Set problem:
Filter the records below and copy every line containing the word "name".
>> START Extracted records
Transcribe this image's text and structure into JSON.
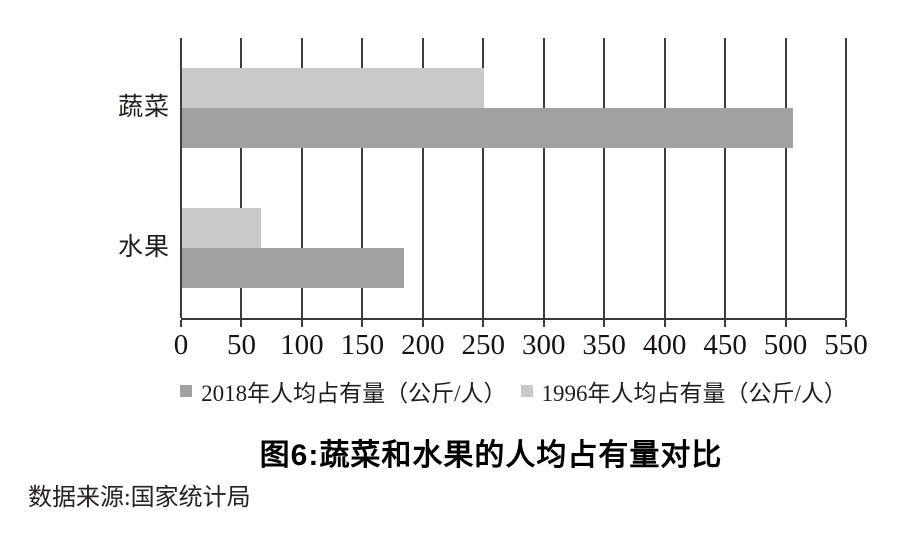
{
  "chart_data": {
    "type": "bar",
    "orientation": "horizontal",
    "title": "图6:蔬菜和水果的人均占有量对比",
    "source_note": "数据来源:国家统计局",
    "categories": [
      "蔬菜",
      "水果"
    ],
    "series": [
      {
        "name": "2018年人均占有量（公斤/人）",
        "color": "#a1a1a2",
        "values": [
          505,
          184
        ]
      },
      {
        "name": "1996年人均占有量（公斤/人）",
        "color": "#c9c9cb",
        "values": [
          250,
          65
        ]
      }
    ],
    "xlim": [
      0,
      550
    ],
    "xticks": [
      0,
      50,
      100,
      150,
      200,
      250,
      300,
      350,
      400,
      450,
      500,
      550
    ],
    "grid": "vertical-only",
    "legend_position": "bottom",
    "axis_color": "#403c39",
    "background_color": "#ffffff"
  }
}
>> END Extracted records
Result below:
        "name": "2018年人均占有量（公斤/人）",
        "name": "1996年人均占有量（公斤/人）",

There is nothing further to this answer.